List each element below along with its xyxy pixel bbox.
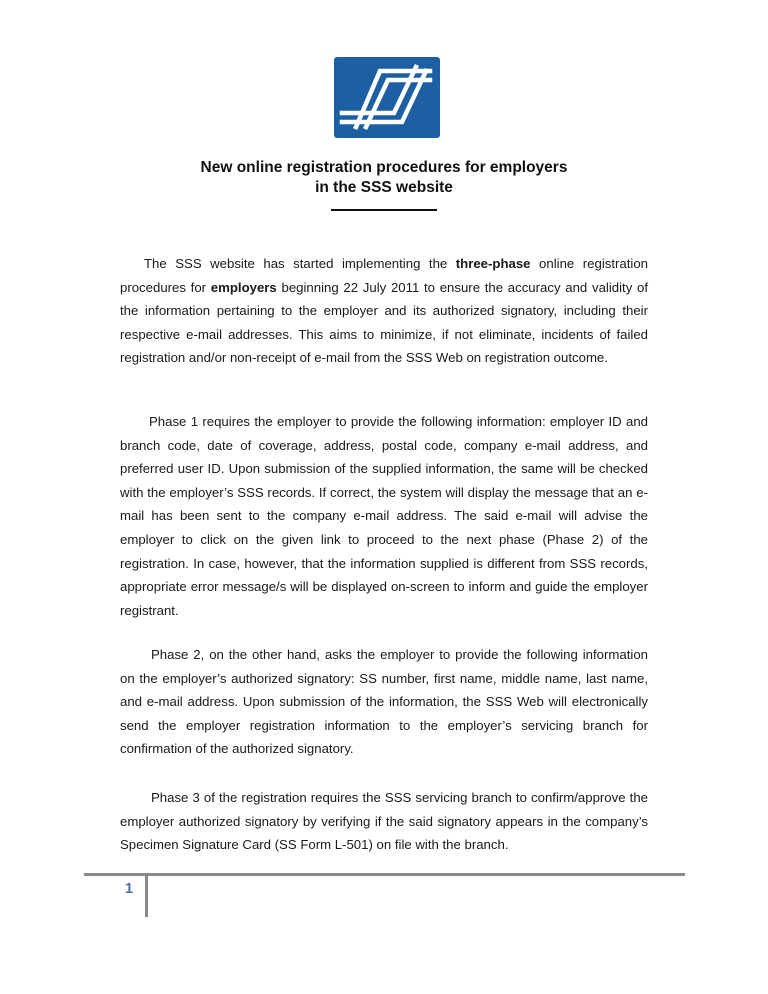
paragraph-phase-2: Phase 2, on the other hand, asks the employer to provide the following information on the employer’s authorized signatory: SS number, first name, middle name, last name, and e-mail address. Upon submission of the information, the SSS Web will electronically send the employer registration information to the employer’s servicing branch for confirmation of the authorized signatory. — [120, 647, 648, 757]
footer-rule — [84, 873, 685, 876]
intro-text-2: online registration procedures for — [120, 256, 648, 295]
title-line-1: New online registration procedures for employers — [200, 159, 568, 176]
page-number: 1 — [124, 880, 134, 897]
paragraph-phase-1: Phase 1 requires the employer to provide the following information: employer ID and branch code, date of coverage, address, postal code, company e-mail address, and preferred user ID. Upon submission of the supplied information, the same will be checked with the employer’s SSS records. If correct, the system will display the message that an e-mail has been sent to the company e-mail address. The said e-mail will advise the employer to click on the given link to proceed to the next phase (Phase 2) of the registration. In case, however, that the information supplied is different from SSS records, appropriate error message/s will be displayed on-screen to inform and guide the employer registrant. — [120, 414, 648, 618]
intro-bold-employers: employers — [210, 279, 277, 295]
footer-divider — [145, 876, 148, 917]
intro-bold-three-phase: three-phase — [455, 256, 531, 271]
paragraph-phase-3: Phase 3 of the registration requires the SSS servicing branch to confirm/approve the employer authorized signatory by verifying if the said signatory appears in the company’s Specimen Signature Card (SS Form L-501) on file with the branch. — [120, 790, 648, 853]
intro-text-3: beginning 22 July 2011 to ensure the accuracy and validity of the information pertaining to the employer and its authorized signatory, including their respective e-mail addresses. This aims to minimize, if not eliminate, incidents of failed registration and/or non-receipt of e-mail from the SSS Web on registration outcome. — [120, 279, 648, 366]
sss-logo — [334, 57, 440, 138]
intro-text-1: The SSS website has started implementing the — [144, 256, 456, 271]
title-underline — [331, 209, 437, 211]
document-title — [120, 158, 648, 198]
paragraph-intro — [120, 252, 648, 370]
title-line-2: in the SSS website — [315, 179, 453, 196]
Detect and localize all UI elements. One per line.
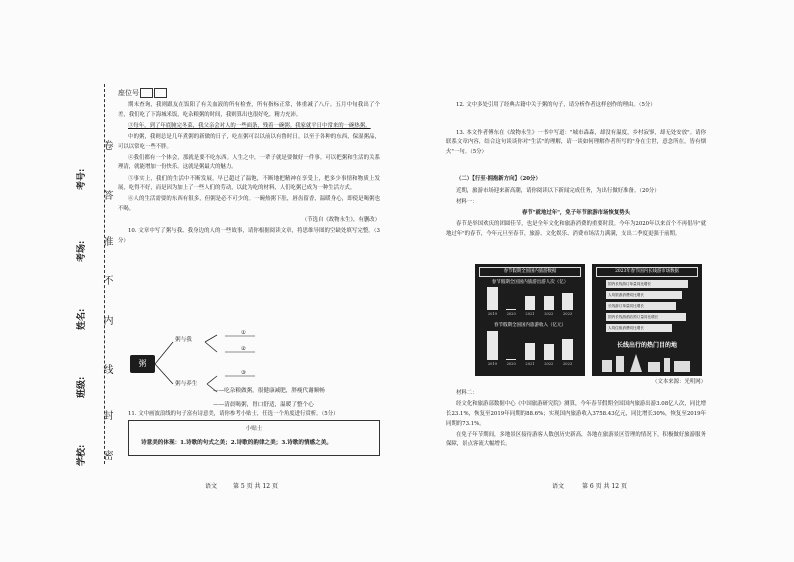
- chart-bar: [562, 293, 572, 310]
- stat-row: 国内长线游订单量同比增长: [606, 280, 688, 288]
- chart-caption: 春节假期全国国内旅游出游人次（亿）: [491, 280, 569, 285]
- seal-mark: 卷: [101, 140, 112, 150]
- tip-box: [128, 420, 380, 456]
- material-2-label: 材料二：: [456, 390, 478, 397]
- mindmap-branch: 粥与养生: [175, 381, 198, 387]
- tick-label: 2022: [544, 362, 554, 366]
- question-12: 12. 文中多处引用了经典古籍中关于粥的句子，请分析作者这样创作的理由。（5分）: [456, 102, 656, 108]
- tick-label: 2020: [506, 312, 516, 316]
- footer-left-page: 第 5 页 共 12 页: [233, 483, 278, 490]
- paragraph: 中的粥，我则总是几年煮粥的新做的日子，吃在粥可以以前以有鲁时日。以至于各种的东西，保湿粥品，可以以常吃一些不胖。: [118, 133, 380, 150]
- tick-label: 2021: [525, 362, 535, 366]
- infographic-title: 春节假期全国国内旅游数据: [479, 267, 581, 277]
- paragraph: ⑥人的生活需要的东西有很多，但粥是必不可少的。一碗热粥下肚，唇齿留香，温暖身心，即使是喝粥也不喝。: [118, 196, 380, 212]
- source-note: （文本来源：光明网）: [652, 379, 706, 385]
- paragraph: ③每年，到了年底腌完冬菜，我父亲会对人的一些面条，残着一碗粥。我家就平日中常来的一碗热粥。: [128, 122, 371, 129]
- blank-3[interactable]: ③: [241, 370, 247, 376]
- body-1: 春节是举国欢庆的团圆佳节，也是全年文化和旅游消费的重要时段。今年为2020年以来首个不再倡导"就地过年"的春节，今年元旦至春节，旅游、文化娱乐、消费市场活力满满，支出二季度更强于前期。: [446, 221, 706, 237]
- tick-label: 2023: [563, 312, 573, 316]
- right-column: [446, 101, 706, 241]
- footer-right-page: 第 6 页 共 12 页: [582, 483, 627, 490]
- class-label: 班级:: [77, 376, 87, 398]
- name-label: 姓名:: [77, 308, 87, 330]
- intro: 近期，旅游市场迎来新高潮，请你阅读以下新闻完成任务，为出行做好准备。（20分）: [456, 187, 660, 194]
- infographic-right: [592, 264, 702, 376]
- seal-mark: 内: [101, 315, 112, 325]
- chart-bar: [525, 343, 535, 360]
- stat-row: 国内长线游酒店预订量同比增长: [606, 313, 686, 321]
- section-heading: （二）【行至·拥抱新方向】（20分）: [456, 176, 541, 183]
- tick-label: 2019: [487, 312, 497, 316]
- headline: 春节"就地过年"，免子年节旅游市场恢复势头: [521, 209, 631, 216]
- tip-line: 诗意美的体现：1.诗歌的句式之美；2.诗歌的韵律之美；3.诗歌的情感之美。: [141, 440, 332, 446]
- exam-no-label: 考号:: [77, 168, 87, 190]
- chart-2: [483, 330, 577, 366]
- school-label: 学校:: [77, 444, 87, 466]
- chart-bar: [487, 331, 497, 360]
- chart-bar: [562, 339, 572, 360]
- stat-row: 长线游订单量同比增长: [606, 302, 676, 310]
- body-2: 经文化和旅游部数据中心《中国旅游研究院》测算，今年春节假期全国国内旅游出游3.08亿人次，同比增长23.1%，恢复至2019年同期的88.6%；实现国内旅游收入3758.43亿元，同比增长30%，恢复至2019年同期的73.1%。: [446, 401, 706, 427]
- seal-mark: 密: [101, 450, 112, 460]
- chart-bar: [487, 287, 497, 310]
- source-note: （节选自《故物永生》，有删改）: [301, 217, 380, 224]
- paragraph: ④我们都有一个体会，那就是要不吃东西。人生之中，一辈子就是要做好一件事。可以把粥和生活的关系理清，就能增加一份快乐。这就是粥最大的魅力。: [118, 154, 380, 171]
- tick-label: 2019: [487, 362, 497, 366]
- question-11: 11. 文中画波浪线的句子富有诗意美，请你参考小贴士，任选一个角度进行赏析。（5分）: [128, 411, 339, 417]
- tick-label: 2021: [525, 312, 535, 316]
- blank-1[interactable]: ①: [241, 330, 247, 336]
- footer-right-subject: 语文: [552, 483, 565, 490]
- right-column-bottom: [446, 378, 706, 452]
- tick-label: 2023: [563, 362, 573, 366]
- seat-box[interactable]: [154, 88, 167, 98]
- infographic-caption: 长线出行的热门目的地: [616, 342, 677, 349]
- infographic-title: 2023年春节国内长线游市场数据: [596, 267, 698, 277]
- infographic-left: [475, 264, 585, 376]
- question-13: 13. 本文作者傅东在《故物永生》一书中写道："城市森森，却没有温度，乡村寂寥，却无处安放"。请你联系文章内容，结合这句谈谈你对"生活"的理解，请一谈如何理解作者所写的"身在尘世，意念所在，皆有烟火"一句。（5分）: [446, 129, 706, 155]
- seal-mark: 答: [101, 190, 112, 200]
- paragraph: 期末查询，我则跟友在饭阳了有关血液的所有检查，所有指标正常，体重减了八斤。五月中旬我出了个差，我们吃了下海城米饭，吃杂粮粥的时间，我则算出也很好吃，精力充沛。: [118, 102, 380, 118]
- chart-bar: [506, 309, 516, 310]
- seat-number: [118, 88, 167, 98]
- tip-title: 小贴士: [245, 426, 263, 432]
- tick-label: 2022: [544, 312, 554, 316]
- seal-mark: 封: [101, 410, 112, 420]
- stat-row: 人均住宿消费同比增长: [606, 324, 672, 332]
- paragraph: ⑤事实上，我们的生活中不断发展，早已超过了温饱，不断地把精神在享受上，把多少事情和物质上发展，吃得不好，而是因为加上了一些人们的劳动，以此为吃的材料，人们吃粥已成为一种生活方式。: [118, 175, 380, 192]
- question-10: 10. 文章中写了粥与我、我身边的人的一些故事，请你根据阅读文章，将思维导图的空缺处填写完整。（3分）: [118, 228, 380, 244]
- seal-mark: 不: [101, 275, 112, 285]
- seal-mark: 准: [101, 236, 112, 246]
- mindmap-leaf: ——吃杂粮做粥，很健康减肥，胖瘦代谢顺畅: [213, 388, 325, 394]
- room-label: 考场:: [77, 240, 87, 262]
- landmarks-icon: [598, 352, 696, 372]
- footer-left-subject: 语文: [205, 483, 218, 490]
- blank-2[interactable]: ②: [241, 346, 247, 352]
- chart-caption: 春节假期全国国内旅游收入（亿元）: [494, 323, 566, 328]
- body-3: 在免子年节期间，多地景区接待游客人数创历史新高，各地在旅游景区管理的情况下，积极做好旅游服务保障，景点客流大幅增长。: [446, 431, 706, 448]
- mindmap-leaf: ——清晨喝粥，胃口舒适，温暖了整个心: [213, 402, 314, 408]
- seat-label: 座位号: [118, 89, 139, 97]
- chart-bar: [525, 296, 535, 310]
- chart-bar: [544, 296, 554, 310]
- chart-1: [483, 286, 577, 316]
- seat-box[interactable]: [140, 88, 153, 98]
- seal-mark: 线: [101, 364, 112, 374]
- left-column: [118, 101, 380, 248]
- chart-bar: [506, 359, 516, 360]
- material-1-label: 材料一：: [456, 198, 478, 205]
- tick-label: 2020: [506, 362, 516, 366]
- mindmap-center: 粥: [130, 355, 155, 373]
- mindmap-branch: 粥与我: [175, 337, 192, 343]
- chart-bar: [544, 344, 554, 360]
- stat-row: 人均旅游消费同比增长: [606, 291, 682, 299]
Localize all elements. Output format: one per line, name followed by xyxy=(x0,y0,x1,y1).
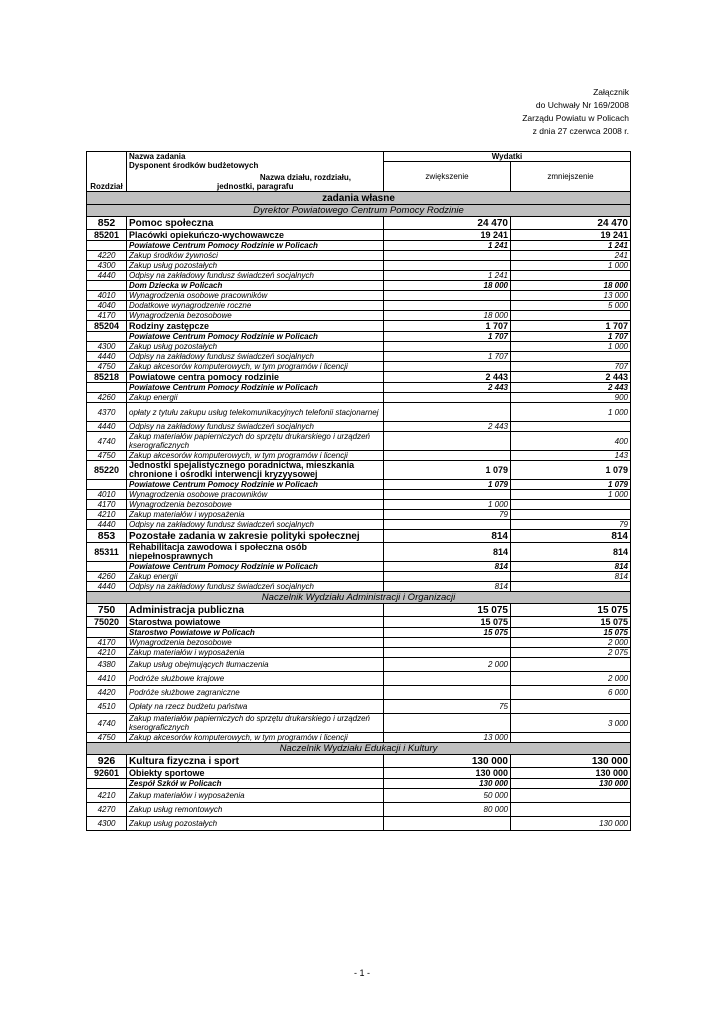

***

Given task -> Rewrite the lines of the listing from the line with "- chart-bar: [562, 293, 572, 310]" to the line with "- tick-label: 2022: [544, 362, 554, 366]", changing "seal-mark" to "stamp-mark" and keeping everything else the same.

Written response ->
- chart-bar: [562, 293, 572, 310]
- stat-row: 国内长线游订单量同比增长: [606, 280, 688, 288]
- chart-caption: 春节假期全国国内旅游出游人次（亿）: [491, 280, 569, 285]
- stamp-mark: 卷: [101, 140, 112, 150]
- tip-box: [128, 420, 380, 456]
- material-2-label: 材料二：: [456, 390, 478, 397]
- mindmap-branch: 粥与养生: [175, 381, 198, 387]
- tick-label: 2022: [544, 362, 554, 366]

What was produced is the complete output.